▶ Requirements
Search the records for the word "sustantivos" and report each line that has it.

▶ Data for the task
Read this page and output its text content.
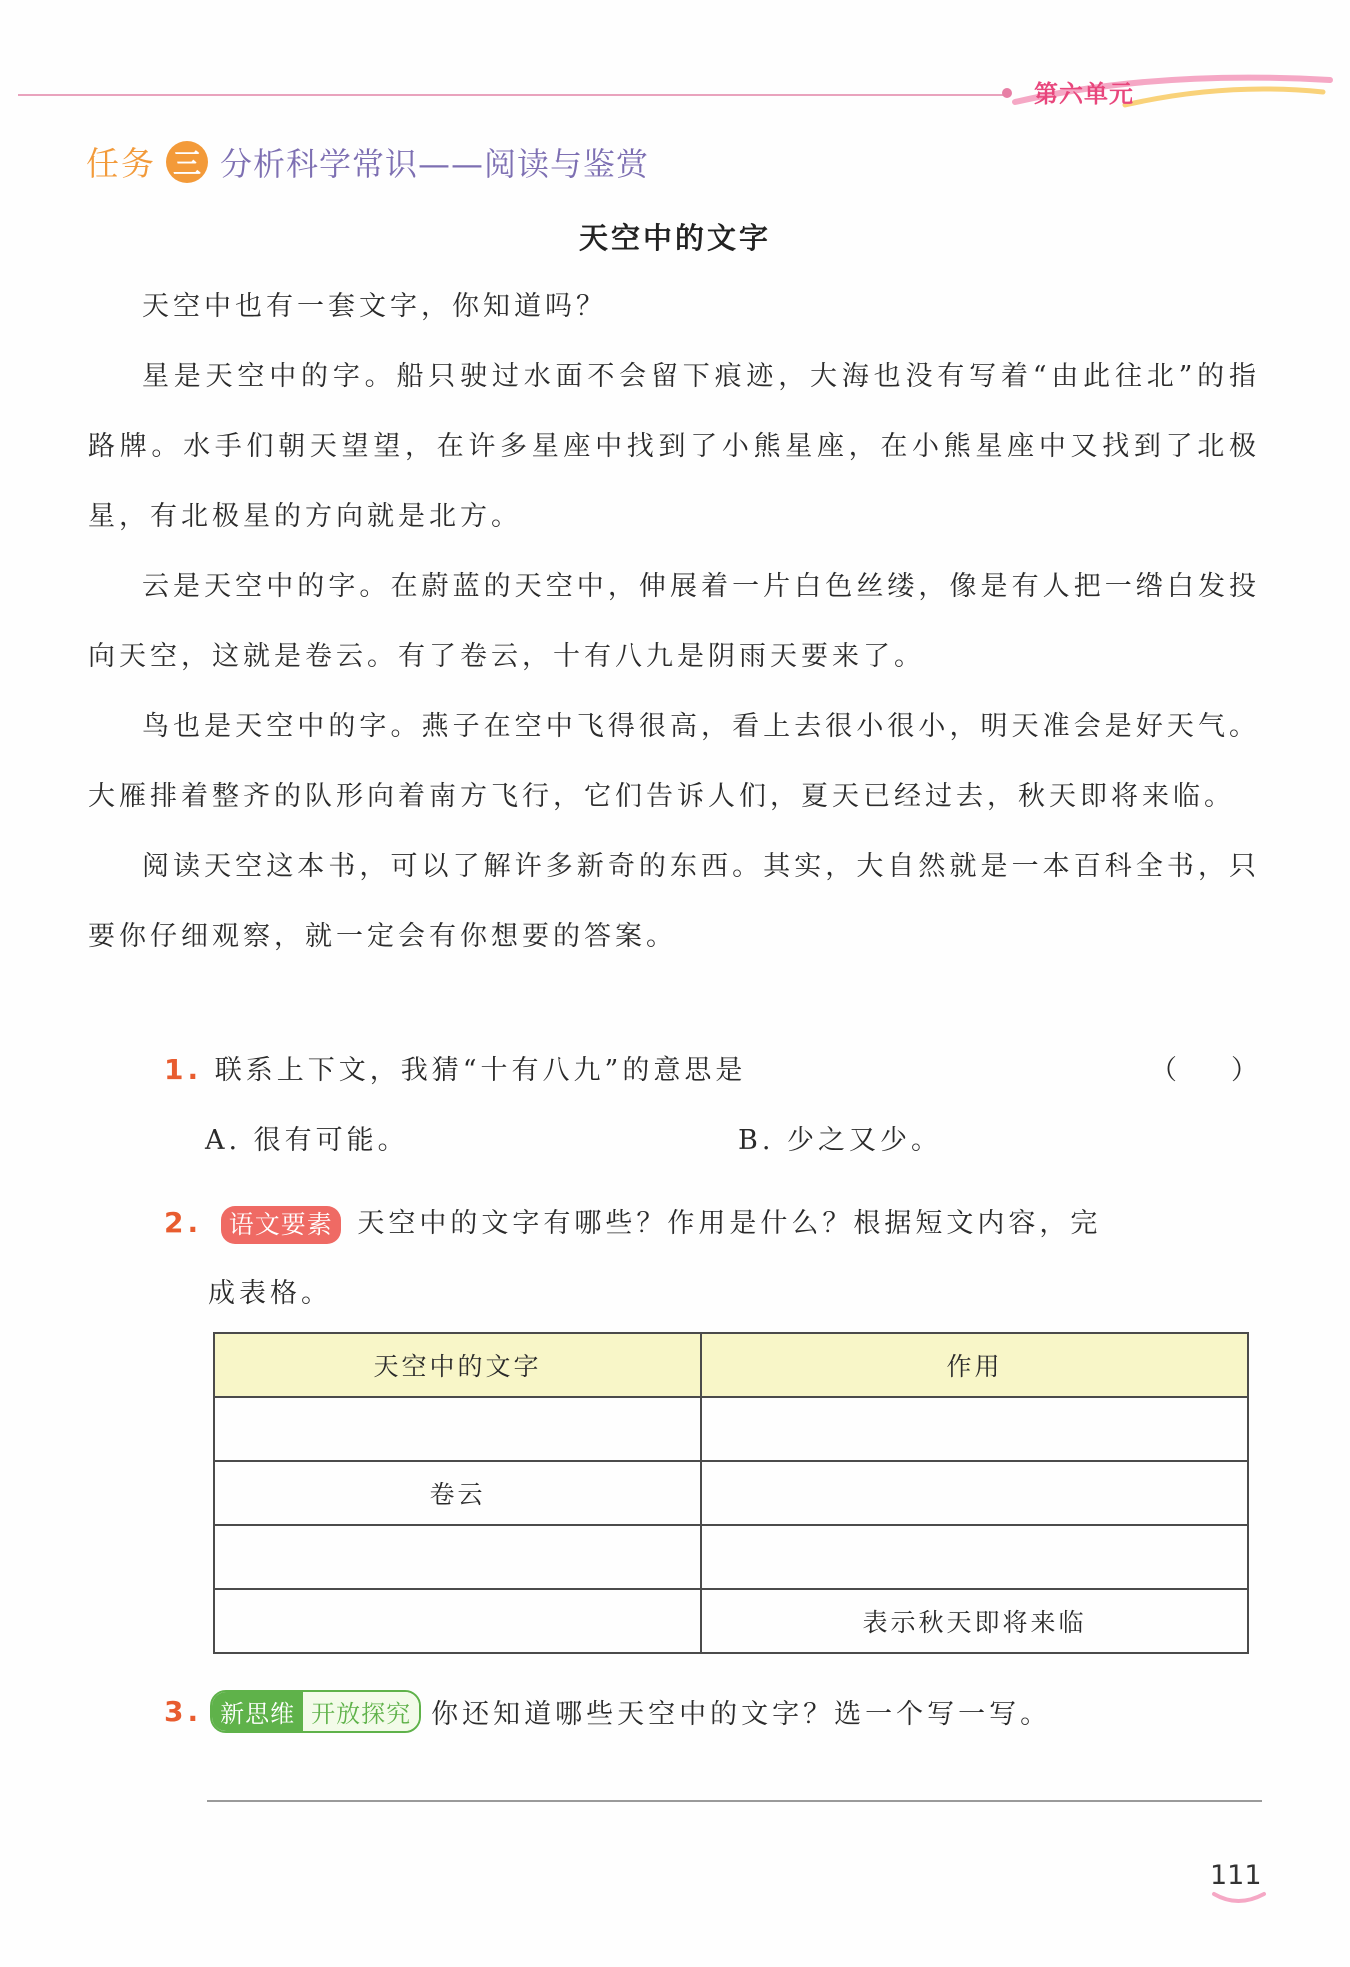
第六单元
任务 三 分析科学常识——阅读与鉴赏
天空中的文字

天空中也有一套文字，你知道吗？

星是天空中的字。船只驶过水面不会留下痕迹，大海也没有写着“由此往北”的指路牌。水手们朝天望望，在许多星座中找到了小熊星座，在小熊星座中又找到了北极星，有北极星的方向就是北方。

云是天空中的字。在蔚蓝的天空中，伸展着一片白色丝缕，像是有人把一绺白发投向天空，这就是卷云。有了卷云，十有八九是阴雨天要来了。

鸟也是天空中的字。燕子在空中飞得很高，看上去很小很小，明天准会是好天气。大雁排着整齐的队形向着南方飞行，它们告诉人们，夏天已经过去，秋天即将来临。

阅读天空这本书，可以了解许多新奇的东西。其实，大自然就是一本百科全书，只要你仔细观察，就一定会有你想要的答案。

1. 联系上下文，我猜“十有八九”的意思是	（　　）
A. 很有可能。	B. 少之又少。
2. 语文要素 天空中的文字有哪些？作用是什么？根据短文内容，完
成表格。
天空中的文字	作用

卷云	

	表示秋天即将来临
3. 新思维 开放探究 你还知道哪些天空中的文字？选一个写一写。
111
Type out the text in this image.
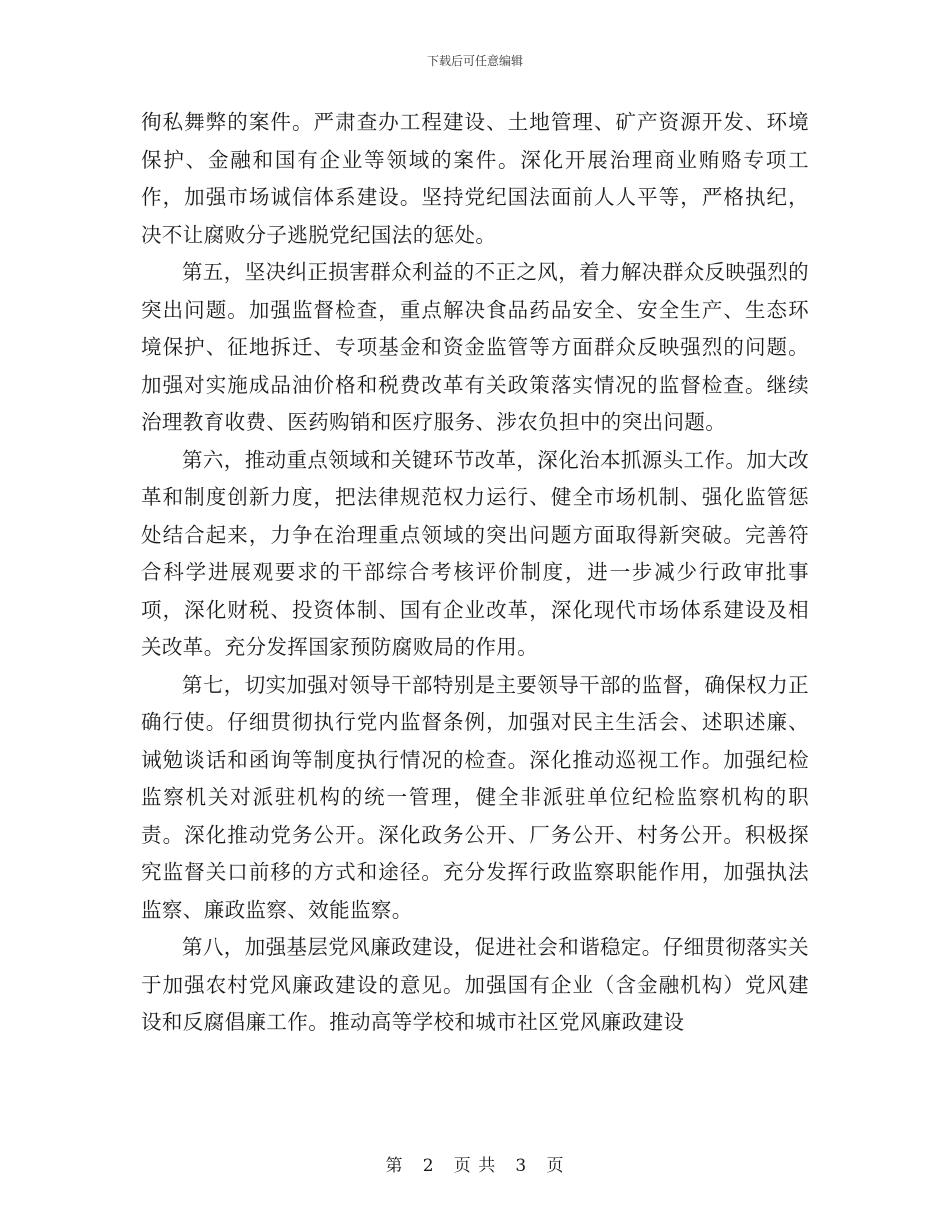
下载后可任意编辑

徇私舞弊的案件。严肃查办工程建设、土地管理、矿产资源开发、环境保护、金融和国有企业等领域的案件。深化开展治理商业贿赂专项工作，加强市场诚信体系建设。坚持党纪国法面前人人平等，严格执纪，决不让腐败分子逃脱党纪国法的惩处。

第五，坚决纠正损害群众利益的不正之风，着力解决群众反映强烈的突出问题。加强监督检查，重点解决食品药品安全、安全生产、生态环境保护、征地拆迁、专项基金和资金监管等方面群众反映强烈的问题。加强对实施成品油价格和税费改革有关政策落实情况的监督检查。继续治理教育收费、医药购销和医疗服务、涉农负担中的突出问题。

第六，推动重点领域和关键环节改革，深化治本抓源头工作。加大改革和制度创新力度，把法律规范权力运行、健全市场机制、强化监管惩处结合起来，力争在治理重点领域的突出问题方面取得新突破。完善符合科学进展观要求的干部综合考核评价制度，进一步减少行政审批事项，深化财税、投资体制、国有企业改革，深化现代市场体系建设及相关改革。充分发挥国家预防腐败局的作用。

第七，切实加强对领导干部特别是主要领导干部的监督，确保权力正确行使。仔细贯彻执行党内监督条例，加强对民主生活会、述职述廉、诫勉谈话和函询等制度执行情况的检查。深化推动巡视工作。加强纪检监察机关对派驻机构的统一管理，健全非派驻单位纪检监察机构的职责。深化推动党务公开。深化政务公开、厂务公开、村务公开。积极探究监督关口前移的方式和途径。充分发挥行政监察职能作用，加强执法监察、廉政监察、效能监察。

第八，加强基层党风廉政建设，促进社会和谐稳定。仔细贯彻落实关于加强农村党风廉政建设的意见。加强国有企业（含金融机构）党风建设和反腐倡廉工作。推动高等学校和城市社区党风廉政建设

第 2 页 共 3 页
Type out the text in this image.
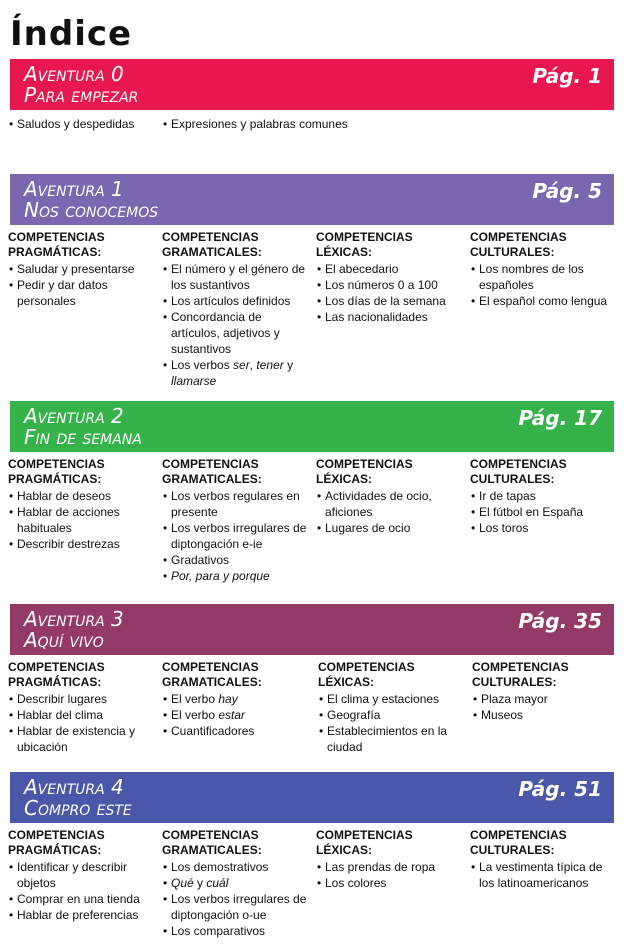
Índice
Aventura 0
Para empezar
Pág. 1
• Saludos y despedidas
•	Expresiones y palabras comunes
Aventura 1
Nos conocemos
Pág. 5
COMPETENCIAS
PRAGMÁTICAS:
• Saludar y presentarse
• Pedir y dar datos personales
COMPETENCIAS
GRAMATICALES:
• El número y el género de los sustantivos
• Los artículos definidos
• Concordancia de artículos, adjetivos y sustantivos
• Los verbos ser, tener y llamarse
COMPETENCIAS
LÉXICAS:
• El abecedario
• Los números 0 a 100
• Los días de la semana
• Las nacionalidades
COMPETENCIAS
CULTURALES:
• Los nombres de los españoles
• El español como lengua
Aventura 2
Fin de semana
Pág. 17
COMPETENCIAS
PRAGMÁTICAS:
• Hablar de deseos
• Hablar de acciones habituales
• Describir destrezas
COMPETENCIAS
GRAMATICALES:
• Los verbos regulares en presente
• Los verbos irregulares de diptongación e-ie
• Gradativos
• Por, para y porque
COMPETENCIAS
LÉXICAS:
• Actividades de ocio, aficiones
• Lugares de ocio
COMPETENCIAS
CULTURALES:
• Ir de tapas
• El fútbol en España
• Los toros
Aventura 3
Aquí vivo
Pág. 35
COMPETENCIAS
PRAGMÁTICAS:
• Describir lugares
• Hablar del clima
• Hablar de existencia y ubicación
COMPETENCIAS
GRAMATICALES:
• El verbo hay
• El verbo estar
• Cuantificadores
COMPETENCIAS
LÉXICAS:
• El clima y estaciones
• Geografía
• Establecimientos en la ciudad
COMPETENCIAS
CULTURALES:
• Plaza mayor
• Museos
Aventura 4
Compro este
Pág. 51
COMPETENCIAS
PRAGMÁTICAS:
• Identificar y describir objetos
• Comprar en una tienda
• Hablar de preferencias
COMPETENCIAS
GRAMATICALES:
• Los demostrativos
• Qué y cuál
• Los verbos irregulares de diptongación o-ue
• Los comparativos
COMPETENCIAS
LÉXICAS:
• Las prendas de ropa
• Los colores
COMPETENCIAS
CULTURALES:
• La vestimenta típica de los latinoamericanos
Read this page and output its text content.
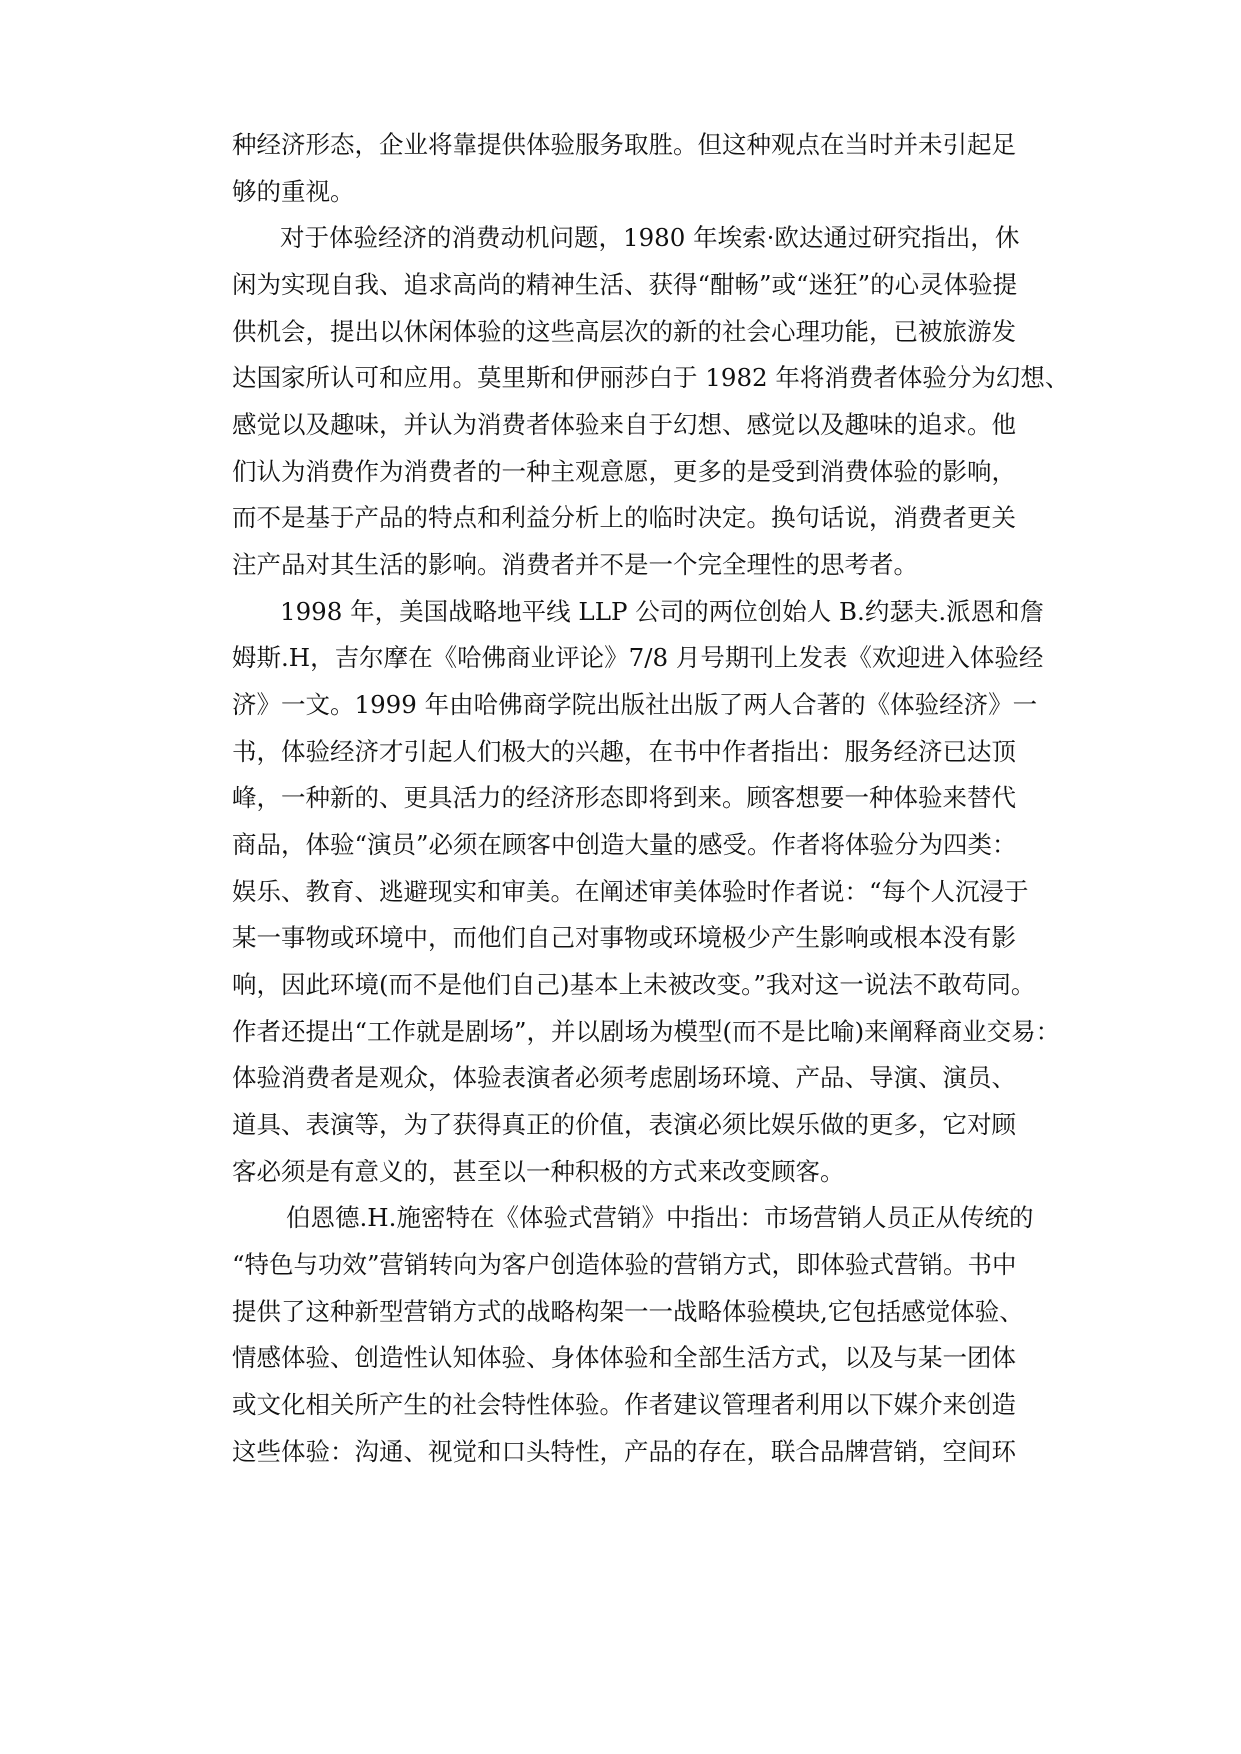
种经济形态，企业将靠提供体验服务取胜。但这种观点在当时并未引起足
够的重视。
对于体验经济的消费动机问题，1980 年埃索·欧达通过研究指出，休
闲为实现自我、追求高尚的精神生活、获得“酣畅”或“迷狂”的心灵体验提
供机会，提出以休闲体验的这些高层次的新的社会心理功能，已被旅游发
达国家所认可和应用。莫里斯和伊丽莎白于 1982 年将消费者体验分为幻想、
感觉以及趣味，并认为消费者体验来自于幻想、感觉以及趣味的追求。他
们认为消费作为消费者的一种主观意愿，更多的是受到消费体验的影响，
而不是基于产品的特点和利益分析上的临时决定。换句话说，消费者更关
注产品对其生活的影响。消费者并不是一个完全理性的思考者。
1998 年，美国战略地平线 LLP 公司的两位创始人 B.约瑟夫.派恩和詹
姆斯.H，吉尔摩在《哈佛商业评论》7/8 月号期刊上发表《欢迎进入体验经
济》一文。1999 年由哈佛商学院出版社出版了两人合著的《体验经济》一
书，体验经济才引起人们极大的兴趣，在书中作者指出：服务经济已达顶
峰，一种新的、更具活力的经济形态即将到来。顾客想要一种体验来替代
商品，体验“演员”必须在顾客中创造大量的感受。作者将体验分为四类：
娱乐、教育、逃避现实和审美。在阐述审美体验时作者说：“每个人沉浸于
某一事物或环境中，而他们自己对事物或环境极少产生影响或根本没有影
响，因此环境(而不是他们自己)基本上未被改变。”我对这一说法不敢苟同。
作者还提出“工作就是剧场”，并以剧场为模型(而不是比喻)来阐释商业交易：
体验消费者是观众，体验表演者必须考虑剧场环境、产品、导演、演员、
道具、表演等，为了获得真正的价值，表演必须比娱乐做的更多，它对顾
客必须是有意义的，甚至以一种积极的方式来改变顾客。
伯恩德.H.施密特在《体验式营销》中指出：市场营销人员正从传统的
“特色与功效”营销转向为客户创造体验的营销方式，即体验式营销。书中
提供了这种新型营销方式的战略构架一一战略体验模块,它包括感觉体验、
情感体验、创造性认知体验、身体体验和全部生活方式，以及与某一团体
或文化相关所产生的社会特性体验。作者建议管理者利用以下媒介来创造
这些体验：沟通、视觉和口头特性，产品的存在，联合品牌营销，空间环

▶ Expected answer
• El número y el género de los sustantivos
• Concordancia de artículos, adjetivos y sustantivos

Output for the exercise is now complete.